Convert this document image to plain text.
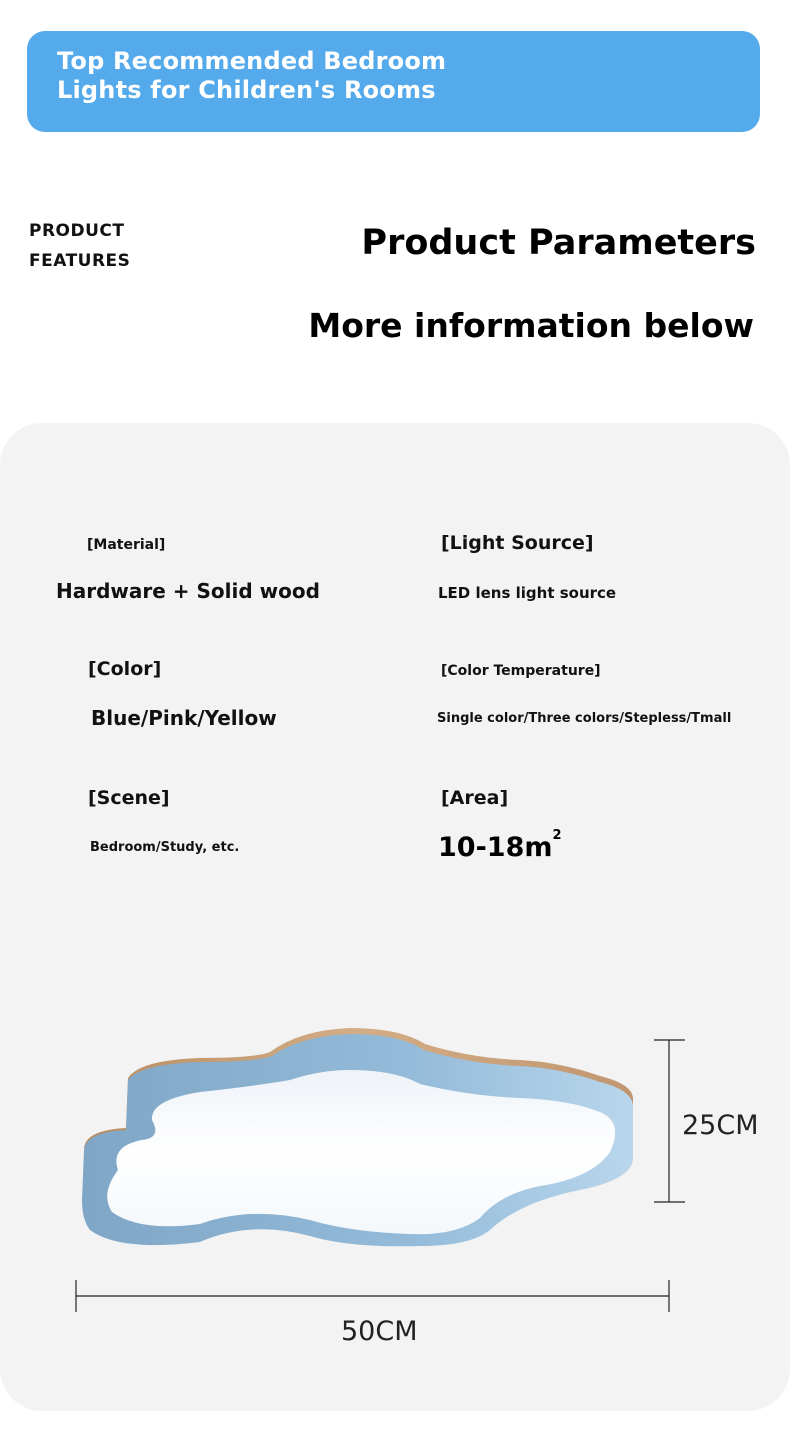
Top Recommended Bedroom
Lights for Children's Rooms
PRODUCT
FEATURES	Product Parameters
More information below
[Material]
Hardware + Solid wood
[Light Source]
LED lens light source
[Color]
Blue/Pink/Yellow
[Color Temperature]
Single color/Three colors/Stepless/Tmall
[Scene]
Bedroom/Study, etc.
[Area]
$10-18m^2$
25CM
50CM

-----

=== Problem to work on ===
Copy out every line where the word "Bedroom" occurs.

=== Task result ===
Top Recommended Bedroom
Bedroom/Study, etc.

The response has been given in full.